*Raw data*.
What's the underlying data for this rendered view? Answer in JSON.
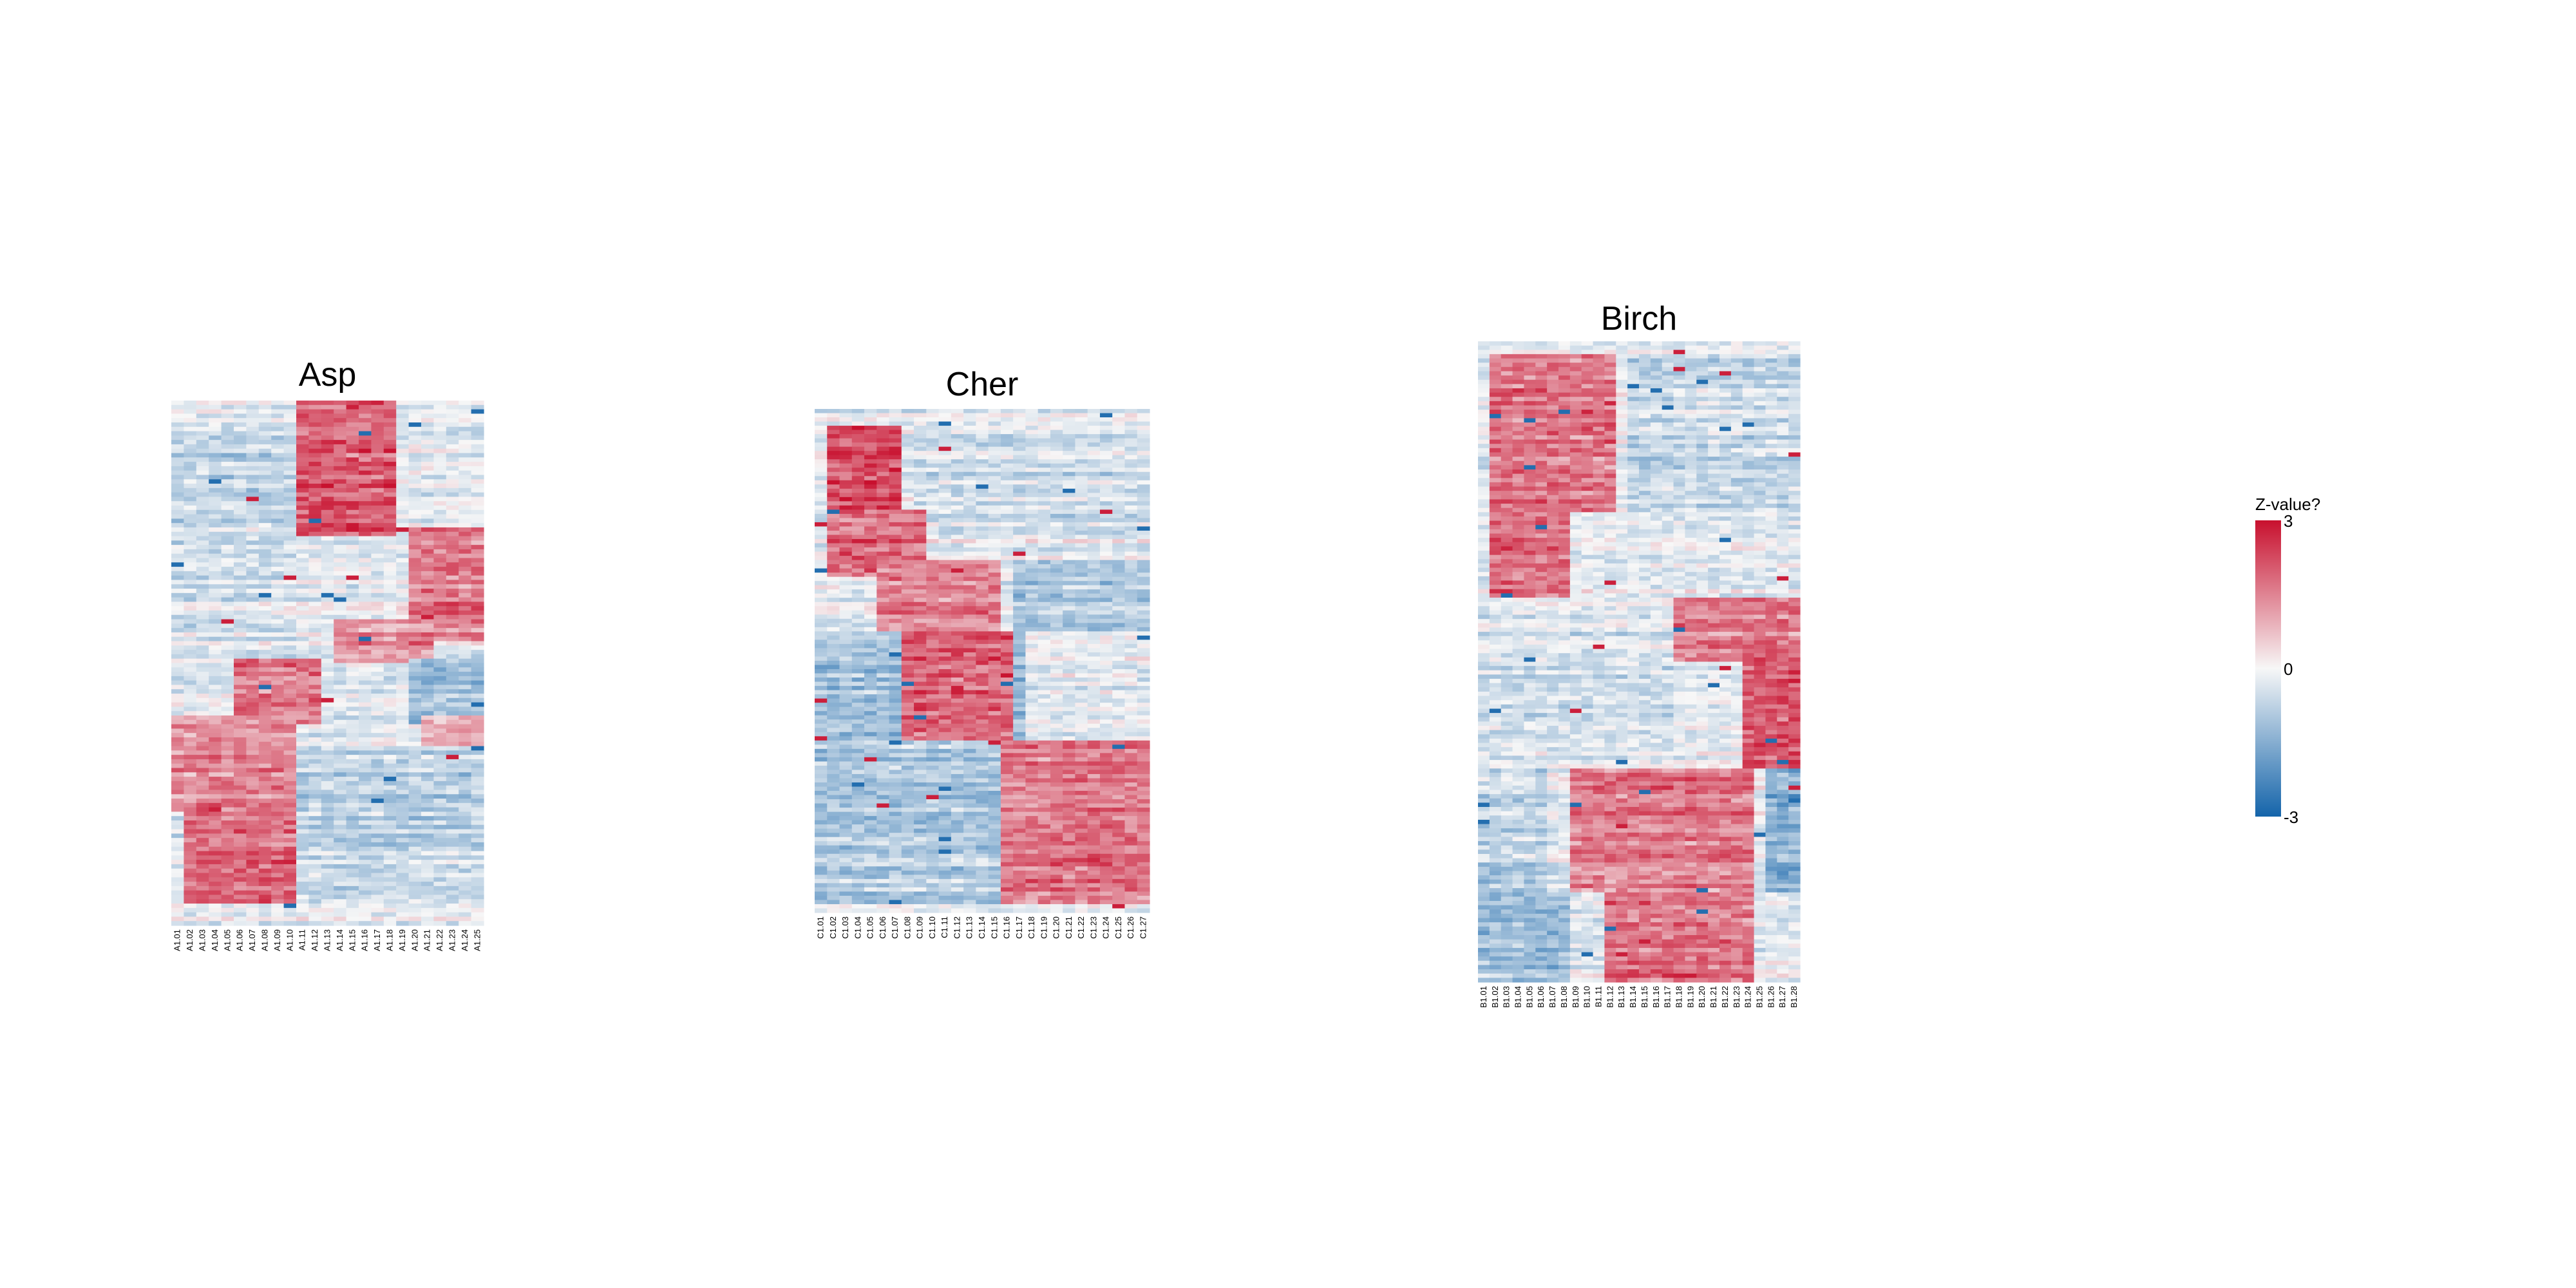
{
  "chart_data": [
    {
      "type": "heatmap",
      "title": "Asp",
      "columns": [
        "A1.01",
        "A1.02",
        "A1.03",
        "A1.04",
        "A1.05",
        "A1.06",
        "A1.07",
        "A1.08",
        "A1.09",
        "A1.10",
        "A1.11",
        "A1.12",
        "A1.13",
        "A1.14",
        "A1.15",
        "A1.16",
        "A1.17",
        "A1.18",
        "A1.19",
        "A1.20",
        "A1.21",
        "A1.22",
        "A1.23",
        "A1.24",
        "A1.25"
      ],
      "row_count": 120,
      "blocks": [
        {
          "rows": [
            0,
            0.09
          ],
          "cols": [
            10,
            18
          ],
          "z": 2.0
        },
        {
          "rows": [
            0.07,
            0.26
          ],
          "cols": [
            10,
            18
          ],
          "z": 2.2
        },
        {
          "rows": [
            0.07,
            0.26
          ],
          "cols": [
            0,
            10
          ],
          "z": -0.8
        },
        {
          "rows": [
            0.24,
            0.46
          ],
          "cols": [
            19,
            25
          ],
          "z": 1.8
        },
        {
          "rows": [
            0.24,
            0.46
          ],
          "cols": [
            0,
            10
          ],
          "z": -0.5
        },
        {
          "rows": [
            0.42,
            0.5
          ],
          "cols": [
            13,
            21
          ],
          "z": 1.5
        },
        {
          "rows": [
            0.49,
            0.62
          ],
          "cols": [
            5,
            12
          ],
          "z": 1.9
        },
        {
          "rows": [
            0.49,
            0.62
          ],
          "cols": [
            19,
            25
          ],
          "z": -1.2
        },
        {
          "rows": [
            0.6,
            0.78
          ],
          "cols": [
            0,
            10
          ],
          "z": 1.5
        },
        {
          "rows": [
            0.66,
            0.76
          ],
          "cols": [
            10,
            25
          ],
          "z": -0.9
        },
        {
          "rows": [
            0.76,
            0.96
          ],
          "cols": [
            1,
            10
          ],
          "z": 2.0
        },
        {
          "rows": [
            0.76,
            0.96
          ],
          "cols": [
            10,
            25
          ],
          "z": -0.7
        },
        {
          "rows": [
            0.6,
            0.66
          ],
          "cols": [
            20,
            25
          ],
          "z": 1.2
        }
      ]
    },
    {
      "type": "heatmap",
      "title": "Cher",
      "columns": [
        "C1.01",
        "C1.02",
        "C1.03",
        "C1.04",
        "C1.05",
        "C1.06",
        "C1.07",
        "C1.08",
        "C1.09",
        "C1.10",
        "C1.11",
        "C1.12",
        "C1.13",
        "C1.14",
        "C1.15",
        "C1.16",
        "C1.17",
        "C1.18",
        "C1.19",
        "C1.20",
        "C1.21",
        "C1.22",
        "C1.23",
        "C1.24",
        "C1.25",
        "C1.26",
        "C1.27"
      ],
      "row_count": 120,
      "blocks": [
        {
          "rows": [
            0.03,
            0.22
          ],
          "cols": [
            1,
            7
          ],
          "z": 2.4
        },
        {
          "rows": [
            0.03,
            0.22
          ],
          "cols": [
            8,
            27
          ],
          "z": -0.6
        },
        {
          "rows": [
            0.2,
            0.33
          ],
          "cols": [
            1,
            9
          ],
          "z": 2.0
        },
        {
          "rows": [
            0.3,
            0.44
          ],
          "cols": [
            5,
            15
          ],
          "z": 1.6
        },
        {
          "rows": [
            0.3,
            0.44
          ],
          "cols": [
            16,
            27
          ],
          "z": -1.0
        },
        {
          "rows": [
            0.44,
            0.66
          ],
          "cols": [
            7,
            16
          ],
          "z": 2.1
        },
        {
          "rows": [
            0.44,
            0.66
          ],
          "cols": [
            0,
            7
          ],
          "z": -1.2
        },
        {
          "rows": [
            0.66,
            0.98
          ],
          "cols": [
            15,
            27
          ],
          "z": 1.8
        },
        {
          "rows": [
            0.66,
            0.98
          ],
          "cols": [
            0,
            15
          ],
          "z": -1.0
        },
        {
          "rows": [
            0.33,
            0.66
          ],
          "cols": [
            16,
            17
          ],
          "z": -1.3
        }
      ]
    },
    {
      "type": "heatmap",
      "title": "Birch",
      "columns": [
        "B1.01",
        "B1.02",
        "B1.03",
        "B1.04",
        "B1.05",
        "B1.06",
        "B1.07",
        "B1.08",
        "B1.09",
        "B1.10",
        "B1.11",
        "B1.12",
        "B1.13",
        "B1.14",
        "B1.15",
        "B1.16",
        "B1.17",
        "B1.18",
        "B1.19",
        "B1.20",
        "B1.21",
        "B1.22",
        "B1.23",
        "B1.24",
        "B1.25",
        "B1.26",
        "B1.27",
        "B1.28"
      ],
      "row_count": 150,
      "blocks": [
        {
          "rows": [
            0.02,
            0.27
          ],
          "cols": [
            1,
            12
          ],
          "z": 1.8
        },
        {
          "rows": [
            0.02,
            0.27
          ],
          "cols": [
            13,
            28
          ],
          "z": -0.7
        },
        {
          "rows": [
            0.25,
            0.4
          ],
          "cols": [
            1,
            8
          ],
          "z": 2.0
        },
        {
          "rows": [
            0.4,
            0.5
          ],
          "cols": [
            17,
            28
          ],
          "z": 1.6
        },
        {
          "rows": [
            0.48,
            0.67
          ],
          "cols": [
            23,
            28
          ],
          "z": 2.3
        },
        {
          "rows": [
            0.4,
            0.67
          ],
          "cols": [
            0,
            17
          ],
          "z": -0.5
        },
        {
          "rows": [
            0.67,
            0.86
          ],
          "cols": [
            8,
            24
          ],
          "z": 1.7
        },
        {
          "rows": [
            0.67,
            0.86
          ],
          "cols": [
            0,
            6
          ],
          "z": -0.8
        },
        {
          "rows": [
            0.67,
            0.86
          ],
          "cols": [
            25,
            28
          ],
          "z": -1.6
        },
        {
          "rows": [
            0.86,
            1.0
          ],
          "cols": [
            11,
            24
          ],
          "z": 1.9
        },
        {
          "rows": [
            0.86,
            1.0
          ],
          "cols": [
            0,
            8
          ],
          "z": -1.2
        }
      ]
    }
  ],
  "legend": {
    "title": "Z-value?",
    "ticks": [
      "3",
      "0",
      "-3"
    ],
    "max": 3,
    "min": -3,
    "colors": {
      "high": "#c8102e",
      "mid": "#f7f7f7",
      "low": "#1464aa"
    }
  }
}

*Written exercise*.
Without the pictures, transcribe the listing above exactly.

*Finished answer*.
What's the underlying data for this rendered view? Answer in JSON.
{
  "chart_data": [
    {
      "type": "heatmap",
      "title": "Asp",
      "columns": [
        "A1.01",
        "A1.02",
        "A1.03",
        "A1.04",
        "A1.05",
        "A1.06",
        "A1.07",
        "A1.08",
        "A1.09",
        "A1.10",
        "A1.11",
        "A1.12",
        "A1.13",
        "A1.14",
        "A1.15",
        "A1.16",
        "A1.17",
        "A1.18",
        "A1.19",
        "A1.20",
        "A1.21",
        "A1.22",
        "A1.23",
        "A1.24",
        "A1.25"
      ],
      "row_count": 120,
      "blocks": [
        {
          "rows": [
            0,
            0.09
          ],
          "cols": [
            10,
            18
          ],
          "z": 2.0
        },
        {
          "rows": [
            0.07,
            0.26
          ],
          "cols": [
            10,
            18
          ],
          "z": 2.2
        },
        {
          "rows": [
            0.07,
            0.26
          ],
          "cols": [
            0,
            10
          ],
          "z": -0.8
        },
        {
          "rows": [
            0.24,
            0.46
          ],
          "cols": [
            19,
            25
          ],
          "z": 1.8
        },
        {
          "rows": [
            0.24,
            0.46
          ],
          "cols": [
            0,
            10
          ],
          "z": -0.5
        },
        {
          "rows": [
            0.42,
            0.5
          ],
          "cols": [
            13,
            21
          ],
          "z": 1.5
        },
        {
          "rows": [
            0.49,
            0.62
          ],
          "cols": [
            5,
            12
          ],
          "z": 1.9
        },
        {
          "rows": [
            0.49,
            0.62
          ],
          "cols": [
            19,
            25
          ],
          "z": -1.2
        },
        {
          "rows": [
            0.6,
            0.78
          ],
          "cols": [
            0,
            10
          ],
          "z": 1.5
        },
        {
          "rows": [
            0.66,
            0.76
          ],
          "cols": [
            10,
            25
          ],
          "z": -0.9
        },
        {
          "rows": [
            0.76,
            0.96
          ],
          "cols": [
            1,
            10
          ],
          "z": 2.0
        },
        {
          "rows": [
            0.76,
            0.96
          ],
          "cols": [
            10,
            25
          ],
          "z": -0.7
        },
        {
          "rows": [
            0.6,
            0.66
          ],
          "cols": [
            20,
            25
          ],
          "z": 1.2
        }
      ]
    },
    {
      "type": "heatmap",
      "title": "Cher",
      "columns": [
        "C1.01",
        "C1.02",
        "C1.03",
        "C1.04",
        "C1.05",
        "C1.06",
        "C1.07",
        "C1.08",
        "C1.09",
        "C1.10",
        "C1.11",
        "C1.12",
        "C1.13",
        "C1.14",
        "C1.15",
        "C1.16",
        "C1.17",
        "C1.18",
        "C1.19",
        "C1.20",
        "C1.21",
        "C1.22",
        "C1.23",
        "C1.24",
        "C1.25",
        "C1.26",
        "C1.27"
      ],
      "row_count": 120,
      "blocks": [
        {
          "rows": [
            0.03,
            0.22
          ],
          "cols": [
            1,
            7
          ],
          "z": 2.4
        },
        {
          "rows": [
            0.03,
            0.22
          ],
          "cols": [
            8,
            27
          ],
          "z": -0.6
        },
        {
          "rows": [
            0.2,
            0.33
          ],
          "cols": [
            1,
            9
          ],
          "z": 2.0
        },
        {
          "rows": [
            0.3,
            0.44
          ],
          "cols": [
            5,
            15
          ],
          "z": 1.6
        },
        {
          "rows": [
            0.3,
            0.44
          ],
          "cols": [
            16,
            27
          ],
          "z": -1.0
        },
        {
          "rows": [
            0.44,
            0.66
          ],
          "cols": [
            7,
            16
          ],
          "z": 2.1
        },
        {
          "rows": [
            0.44,
            0.66
          ],
          "cols": [
            0,
            7
          ],
          "z": -1.2
        },
        {
          "rows": [
            0.66,
            0.98
          ],
          "cols": [
            15,
            27
          ],
          "z": 1.8
        },
        {
          "rows": [
            0.66,
            0.98
          ],
          "cols": [
            0,
            15
          ],
          "z": -1.0
        },
        {
          "rows": [
            0.33,
            0.66
          ],
          "cols": [
            16,
            17
          ],
          "z": -1.3
        }
      ]
    },
    {
      "type": "heatmap",
      "title": "Birch",
      "columns": [
        "B1.01",
        "B1.02",
        "B1.03",
        "B1.04",
        "B1.05",
        "B1.06",
        "B1.07",
        "B1.08",
        "B1.09",
        "B1.10",
        "B1.11",
        "B1.12",
        "B1.13",
        "B1.14",
        "B1.15",
        "B1.16",
        "B1.17",
        "B1.18",
        "B1.19",
        "B1.20",
        "B1.21",
        "B1.22",
        "B1.23",
        "B1.24",
        "B1.25",
        "B1.26",
        "B1.27",
        "B1.28"
      ],
      "row_count": 150,
      "blocks": [
        {
          "rows": [
            0.02,
            0.27
          ],
          "cols": [
            1,
            12
          ],
          "z": 1.8
        },
        {
          "rows": [
            0.02,
            0.27
          ],
          "cols": [
            13,
            28
          ],
          "z": -0.7
        },
        {
          "rows": [
            0.25,
            0.4
          ],
          "cols": [
            1,
            8
          ],
          "z": 2.0
        },
        {
          "rows": [
            0.4,
            0.5
          ],
          "cols": [
            17,
            28
          ],
          "z": 1.6
        },
        {
          "rows": [
            0.48,
            0.67
          ],
          "cols": [
            23,
            28
          ],
          "z": 2.3
        },
        {
          "rows": [
            0.4,
            0.67
          ],
          "cols": [
            0,
            17
          ],
          "z": -0.5
        },
        {
          "rows": [
            0.67,
            0.86
          ],
          "cols": [
            8,
            24
          ],
          "z": 1.7
        },
        {
          "rows": [
            0.67,
            0.86
          ],
          "cols": [
            0,
            6
          ],
          "z": -0.8
        },
        {
          "rows": [
            0.67,
            0.86
          ],
          "cols": [
            25,
            28
          ],
          "z": -1.6
        },
        {
          "rows": [
            0.86,
            1.0
          ],
          "cols": [
            11,
            24
          ],
          "z": 1.9
        },
        {
          "rows": [
            0.86,
            1.0
          ],
          "cols": [
            0,
            8
          ],
          "z": -1.2
        }
      ]
    }
  ],
  "legend": {
    "title": "Z-value?",
    "ticks": [
      "3",
      "0",
      "-3"
    ],
    "max": 3,
    "min": -3,
    "colors": {
      "high": "#c8102e",
      "mid": "#f7f7f7",
      "low": "#1464aa"
    }
  }
}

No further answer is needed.